[BEGIN]

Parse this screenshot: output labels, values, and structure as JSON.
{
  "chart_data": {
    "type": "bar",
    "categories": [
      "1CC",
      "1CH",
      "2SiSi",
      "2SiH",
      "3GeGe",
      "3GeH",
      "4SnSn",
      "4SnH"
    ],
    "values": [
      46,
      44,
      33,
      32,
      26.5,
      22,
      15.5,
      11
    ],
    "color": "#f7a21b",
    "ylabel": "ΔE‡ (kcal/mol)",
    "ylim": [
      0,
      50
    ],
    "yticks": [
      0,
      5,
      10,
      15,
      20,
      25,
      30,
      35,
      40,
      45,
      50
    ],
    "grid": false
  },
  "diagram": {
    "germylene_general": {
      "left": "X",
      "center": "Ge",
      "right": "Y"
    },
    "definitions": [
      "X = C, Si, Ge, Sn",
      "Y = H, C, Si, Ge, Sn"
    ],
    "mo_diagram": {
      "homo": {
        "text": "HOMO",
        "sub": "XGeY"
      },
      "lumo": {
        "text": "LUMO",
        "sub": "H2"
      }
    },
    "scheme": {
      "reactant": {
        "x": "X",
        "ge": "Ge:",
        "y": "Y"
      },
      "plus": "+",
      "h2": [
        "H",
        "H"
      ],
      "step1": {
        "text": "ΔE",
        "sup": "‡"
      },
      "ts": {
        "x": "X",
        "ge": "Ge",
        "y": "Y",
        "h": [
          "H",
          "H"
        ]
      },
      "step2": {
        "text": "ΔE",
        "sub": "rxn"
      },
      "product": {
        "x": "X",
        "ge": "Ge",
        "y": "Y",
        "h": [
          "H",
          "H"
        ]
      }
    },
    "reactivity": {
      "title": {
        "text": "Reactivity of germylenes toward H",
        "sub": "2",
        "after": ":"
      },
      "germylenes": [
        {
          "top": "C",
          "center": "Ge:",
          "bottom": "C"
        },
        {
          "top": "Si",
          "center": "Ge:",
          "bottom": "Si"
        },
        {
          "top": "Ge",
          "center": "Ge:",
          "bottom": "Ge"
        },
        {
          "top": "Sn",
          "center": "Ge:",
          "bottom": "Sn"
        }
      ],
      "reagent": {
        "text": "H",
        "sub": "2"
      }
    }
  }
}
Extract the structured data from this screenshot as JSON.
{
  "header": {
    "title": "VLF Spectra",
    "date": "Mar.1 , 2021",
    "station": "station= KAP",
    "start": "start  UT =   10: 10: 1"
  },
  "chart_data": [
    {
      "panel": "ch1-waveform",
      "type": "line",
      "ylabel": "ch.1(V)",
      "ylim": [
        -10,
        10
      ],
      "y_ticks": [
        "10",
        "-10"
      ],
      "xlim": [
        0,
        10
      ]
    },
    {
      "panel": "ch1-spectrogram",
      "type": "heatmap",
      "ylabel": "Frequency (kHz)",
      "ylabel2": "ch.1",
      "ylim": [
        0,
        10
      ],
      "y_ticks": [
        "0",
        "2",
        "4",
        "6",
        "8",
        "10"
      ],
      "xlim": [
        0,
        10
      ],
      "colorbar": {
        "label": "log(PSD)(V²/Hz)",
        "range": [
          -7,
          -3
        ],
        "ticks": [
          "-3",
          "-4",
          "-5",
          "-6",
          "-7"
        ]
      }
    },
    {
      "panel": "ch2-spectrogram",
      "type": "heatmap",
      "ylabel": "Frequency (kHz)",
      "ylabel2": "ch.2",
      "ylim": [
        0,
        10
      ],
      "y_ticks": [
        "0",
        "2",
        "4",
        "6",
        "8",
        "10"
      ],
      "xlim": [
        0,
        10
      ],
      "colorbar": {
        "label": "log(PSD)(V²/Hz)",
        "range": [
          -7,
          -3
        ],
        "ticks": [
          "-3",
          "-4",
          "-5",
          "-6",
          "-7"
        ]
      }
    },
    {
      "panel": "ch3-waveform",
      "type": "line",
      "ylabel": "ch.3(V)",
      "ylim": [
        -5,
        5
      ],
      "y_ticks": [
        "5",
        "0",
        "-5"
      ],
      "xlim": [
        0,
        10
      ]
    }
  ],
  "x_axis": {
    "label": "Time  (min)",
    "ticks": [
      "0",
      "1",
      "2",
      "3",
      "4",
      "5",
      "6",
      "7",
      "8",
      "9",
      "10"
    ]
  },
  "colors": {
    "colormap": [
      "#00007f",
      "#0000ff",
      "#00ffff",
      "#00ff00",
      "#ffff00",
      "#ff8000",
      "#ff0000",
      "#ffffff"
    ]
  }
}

[END]

Given instruction:
Please quote every record above exactly as it appears.

Response:
Parse this screenshot: output labels, values, and structure as JSON.
{
  "chart_data": {
    "type": "bar",
    "categories": [
      "1CC",
      "1CH",
      "2SiSi",
      "2SiH",
      "3GeGe",
      "3GeH",
      "4SnSn",
      "4SnH"
    ],
    "values": [
      46,
      44,
      33,
      32,
      26.5,
      22,
      15.5,
      11
    ],
    "color": "#f7a21b",
    "ylabel": "ΔE‡ (kcal/mol)",
    "ylim": [
      0,
      50
    ],
    "yticks": [
      0,
      5,
      10,
      15,
      20,
      25,
      30,
      35,
      40,
      45,
      50
    ],
    "grid": false
  },
  "diagram": {
    "germylene_general": {
      "left": "X",
      "center": "Ge",
      "right": "Y"
    },
    "definitions": [
      "X = C, Si, Ge, Sn",
      "Y = H, C, Si, Ge, Sn"
    ],
    "mo_diagram": {
      "homo": {
        "text": "HOMO",
        "sub": "XGeY"
      },
      "lumo": {
        "text": "LUMO",
        "sub": "H2"
      }
    },
    "scheme": {
      "reactant": {
        "x": "X",
        "ge": "Ge:",
        "y": "Y"
      },
      "plus": "+",
      "h2": [
        "H",
        "H"
      ],
      "step1": {
        "text": "ΔE",
        "sup": "‡"
      },
      "ts": {
        "x": "X",
        "ge": "Ge",
        "y": "Y",
        "h": [
          "H",
          "H"
        ]
      },
      "step2": {
        "text": "ΔE",
        "sub": "rxn"
      },
      "product": {
        "x": "X",
        "ge": "Ge",
        "y": "Y",
        "h": [
          "H",
          "H"
        ]
      }
    },
    "reactivity": {
      "title": {
        "text": "Reactivity of germylenes toward H",
        "sub": "2",
        "after": ":"
      },
      "germylenes": [
        {
          "top": "C",
          "center": "Ge:",
          "bottom": "C"
        },
        {
          "top": "Si",
          "center": "Ge:",
          "bottom": "Si"
        },
        {
          "top": "Ge",
          "center": "Ge:",
          "bottom": "Ge"
        },
        {
          "top": "Sn",
          "center": "Ge:",
          "bottom": "Sn"
        }
      ],
      "reagent": {
        "text": "H",
        "sub": "2"
      }
    }
  }
}
Extract the structured data from this screenshot as JSON.
{
  "header": {
    "title": "VLF Spectra",
    "date": "Mar.1 , 2021",
    "station": "station= KAP",
    "start": "start  UT =   10: 10: 1"
  },
  "chart_data": [
    {
      "panel": "ch1-waveform",
      "type": "line",
      "ylabel": "ch.1(V)",
      "ylim": [
        -10,
        10
      ],
      "y_ticks": [
        "10",
        "-10"
      ],
      "xlim": [
        0,
        10
      ]
    },
    {
      "panel": "ch1-spectrogram",
      "type": "heatmap",
      "ylabel": "Frequency (kHz)",
      "ylabel2": "ch.1",
      "ylim": [
        0,
        10
      ],
      "y_ticks": [
        "0",
        "2",
        "4",
        "6",
        "8",
        "10"
      ],
      "xlim": [
        0,
        10
      ],
      "colorbar": {
        "label": "log(PSD)(V²/Hz)",
        "range": [
          -7,
          -3
        ],
        "ticks": [
          "-3",
          "-4",
          "-5",
          "-6",
          "-7"
        ]
      }
    },
    {
      "panel": "ch2-spectrogram",
      "type": "heatmap",
      "ylabel": "Frequency (kHz)",
      "ylabel2": "ch.2",
      "ylim": [
        0,
        10
      ],
      "y_ticks": [
        "0",
        "2",
        "4",
        "6",
        "8",
        "10"
      ],
      "xlim": [
        0,
        10
      ],
      "colorbar": {
        "label": "log(PSD)(V²/Hz)",
        "range": [
          -7,
          -3
        ],
        "ticks": [
          "-3",
          "-4",
          "-5",
          "-6",
          "-7"
        ]
      }
    },
    {
      "panel": "ch3-waveform",
      "type": "line",
      "ylabel": "ch.3(V)",
      "ylim": [
        -5,
        5
      ],
      "y_ticks": [
        "5",
        "0",
        "-5"
      ],
      "xlim": [
        0,
        10
      ]
    }
  ],
  "x_axis": {
    "label": "Time  (min)",
    "ticks": [
      "0",
      "1",
      "2",
      "3",
      "4",
      "5",
      "6",
      "7",
      "8",
      "9",
      "10"
    ]
  },
  "colors": {
    "colormap": [
      "#00007f",
      "#0000ff",
      "#00ffff",
      "#00ff00",
      "#ffff00",
      "#ff8000",
      "#ff0000",
      "#ffffff"
    ]
  }
}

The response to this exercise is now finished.